▶ _Exercise_
Without altering anything, output the material below.

▶ _Raw data_
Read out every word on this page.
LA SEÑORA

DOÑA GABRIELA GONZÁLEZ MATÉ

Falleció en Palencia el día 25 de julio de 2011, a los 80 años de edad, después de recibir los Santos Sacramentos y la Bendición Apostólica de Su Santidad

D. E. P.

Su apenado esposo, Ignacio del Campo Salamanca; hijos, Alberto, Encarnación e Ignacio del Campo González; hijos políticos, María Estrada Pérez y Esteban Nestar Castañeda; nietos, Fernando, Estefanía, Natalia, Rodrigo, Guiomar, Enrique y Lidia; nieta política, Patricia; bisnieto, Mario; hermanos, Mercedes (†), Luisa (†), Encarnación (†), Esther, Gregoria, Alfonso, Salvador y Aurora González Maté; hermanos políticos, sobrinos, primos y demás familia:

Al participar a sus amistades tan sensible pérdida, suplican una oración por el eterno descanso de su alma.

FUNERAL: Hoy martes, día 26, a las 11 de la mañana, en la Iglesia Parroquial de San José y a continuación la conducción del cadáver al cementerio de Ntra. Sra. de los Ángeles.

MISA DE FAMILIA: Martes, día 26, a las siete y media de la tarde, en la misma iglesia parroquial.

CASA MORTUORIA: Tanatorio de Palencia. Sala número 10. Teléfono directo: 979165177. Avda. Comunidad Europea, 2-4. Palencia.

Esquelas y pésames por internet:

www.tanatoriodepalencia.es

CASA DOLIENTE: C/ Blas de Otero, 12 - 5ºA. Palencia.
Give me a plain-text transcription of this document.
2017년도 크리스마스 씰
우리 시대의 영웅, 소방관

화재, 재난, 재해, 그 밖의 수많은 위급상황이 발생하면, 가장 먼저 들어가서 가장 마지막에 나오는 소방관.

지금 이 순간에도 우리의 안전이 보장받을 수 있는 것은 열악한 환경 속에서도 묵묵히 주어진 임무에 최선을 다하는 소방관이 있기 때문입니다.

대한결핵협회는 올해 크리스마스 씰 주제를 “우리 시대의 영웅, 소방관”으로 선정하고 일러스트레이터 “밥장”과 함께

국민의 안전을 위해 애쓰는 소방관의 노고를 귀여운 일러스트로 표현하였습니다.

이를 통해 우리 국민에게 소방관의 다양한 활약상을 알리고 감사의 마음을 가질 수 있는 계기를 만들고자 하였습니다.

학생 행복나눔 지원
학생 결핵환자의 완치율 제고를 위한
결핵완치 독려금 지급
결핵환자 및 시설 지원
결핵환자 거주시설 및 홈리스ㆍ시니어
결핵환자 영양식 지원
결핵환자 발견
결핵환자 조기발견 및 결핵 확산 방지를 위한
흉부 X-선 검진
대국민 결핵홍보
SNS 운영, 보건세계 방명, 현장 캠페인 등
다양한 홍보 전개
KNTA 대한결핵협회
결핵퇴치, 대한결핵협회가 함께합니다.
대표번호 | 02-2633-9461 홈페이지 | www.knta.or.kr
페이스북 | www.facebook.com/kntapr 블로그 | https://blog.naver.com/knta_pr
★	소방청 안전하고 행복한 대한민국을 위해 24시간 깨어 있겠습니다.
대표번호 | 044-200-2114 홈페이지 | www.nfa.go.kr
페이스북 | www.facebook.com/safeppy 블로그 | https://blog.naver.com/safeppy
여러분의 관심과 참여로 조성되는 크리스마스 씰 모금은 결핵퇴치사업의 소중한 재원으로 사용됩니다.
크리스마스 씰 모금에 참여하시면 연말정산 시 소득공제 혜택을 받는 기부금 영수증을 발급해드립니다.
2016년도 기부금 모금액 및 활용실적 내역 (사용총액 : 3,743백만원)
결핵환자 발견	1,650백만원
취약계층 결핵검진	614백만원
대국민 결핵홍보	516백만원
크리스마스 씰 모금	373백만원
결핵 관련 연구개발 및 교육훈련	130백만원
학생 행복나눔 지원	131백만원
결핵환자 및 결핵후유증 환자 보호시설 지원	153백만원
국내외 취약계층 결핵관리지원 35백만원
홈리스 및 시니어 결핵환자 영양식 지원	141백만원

▶ _Solution for this exercise_
Read out every word on this page.
LA SEÑORA

DOÑA GABRIELA GONZÁLEZ MATÉ

Falleció en Palencia el día 25 de julio de 2011, a los 80 años de edad, después de recibir los Santos Sacramentos y la Bendición Apostólica de Su Santidad

D. E. P.

Su apenado esposo, Ignacio del Campo Salamanca; hijos, Alberto, Encarnación e Ignacio del Campo González; hijos políticos, María Estrada Pérez y Esteban Nestar Castañeda; nietos, Fernando, Estefanía, Natalia, Rodrigo, Guiomar, Enrique y Lidia; nieta política, Patricia; bisnieto, Mario; hermanos, Mercedes (†), Luisa (†), Encarnación (†), Esther, Gregoria, Alfonso, Salvador y Aurora González Maté; hermanos políticos, sobrinos, primos y demás familia:

Al participar a sus amistades tan sensible pérdida, suplican una oración por el eterno descanso de su alma.

FUNERAL: Hoy martes, día 26, a las 11 de la mañana, en la Iglesia Parroquial de San José y a continuación la conducción del cadáver al cementerio de Ntra. Sra. de los Ángeles.

MISA DE FAMILIA: Martes, día 26, a las siete y media de la tarde, en la misma iglesia parroquial.

CASA MORTUORIA: Tanatorio de Palencia. Sala número 10. Teléfono directo: 979165177. Avda. Comunidad Europea, 2-4. Palencia.

Esquelas y pésames por internet:

www.tanatoriodepalencia.es

CASA DOLIENTE: C/ Blas de Otero, 12 - 5ºA. Palencia.
Give me a plain-text transcription of this document.
2017년도 크리스마스 씰
우리 시대의 영웅, 소방관

화재, 재난, 재해, 그 밖의 수많은 위급상황이 발생하면, 가장 먼저 들어가서 가장 마지막에 나오는 소방관.

지금 이 순간에도 우리의 안전이 보장받을 수 있는 것은 열악한 환경 속에서도 묵묵히 주어진 임무에 최선을 다하는 소방관이 있기 때문입니다.

대한결핵협회는 올해 크리스마스 씰 주제를 “우리 시대의 영웅, 소방관”으로 선정하고 일러스트레이터 “밥장”과 함께

국민의 안전을 위해 애쓰는 소방관의 노고를 귀여운 일러스트로 표현하였습니다.

이를 통해 우리 국민에게 소방관의 다양한 활약상을 알리고 감사의 마음을 가질 수 있는 계기를 만들고자 하였습니다.

학생 행복나눔 지원
학생 결핵환자의 완치율 제고를 위한
결핵완치 독려금 지급
결핵환자 및 시설 지원
결핵환자 거주시설 및 홈리스ㆍ시니어
결핵환자 영양식 지원
결핵환자 발견
결핵환자 조기발견 및 결핵 확산 방지를 위한
흉부 X-선 검진
대국민 결핵홍보
SNS 운영, 보건세계 방명, 현장 캠페인 등
다양한 홍보 전개
KNTA 대한결핵협회
결핵퇴치, 대한결핵협회가 함께합니다.
대표번호 | 02-2633-9461 홈페이지 | www.knta.or.kr
페이스북 | www.facebook.com/kntapr 블로그 | https://blog.naver.com/knta_pr
★	소방청 안전하고 행복한 대한민국을 위해 24시간 깨어 있겠습니다.
대표번호 | 044-200-2114 홈페이지 | www.nfa.go.kr
페이스북 | www.facebook.com/safeppy 블로그 | https://blog.naver.com/safeppy
여러분의 관심과 참여로 조성되는 크리스마스 씰 모금은 결핵퇴치사업의 소중한 재원으로 사용됩니다.
크리스마스 씰 모금에 참여하시면 연말정산 시 소득공제 혜택을 받는 기부금 영수증을 발급해드립니다.
2016년도 기부금 모금액 및 활용실적 내역 (사용총액 : 3,743백만원)
결핵환자 발견	1,650백만원
취약계층 결핵검진	614백만원
대국민 결핵홍보	516백만원
크리스마스 씰 모금	373백만원
결핵 관련 연구개발 및 교육훈련	130백만원
학생 행복나눔 지원	131백만원
결핵환자 및 결핵후유증 환자 보호시설 지원	153백만원
국내외 취약계층 결핵관리지원 35백만원
홈리스 및 시니어 결핵환자 영양식 지원	141백만원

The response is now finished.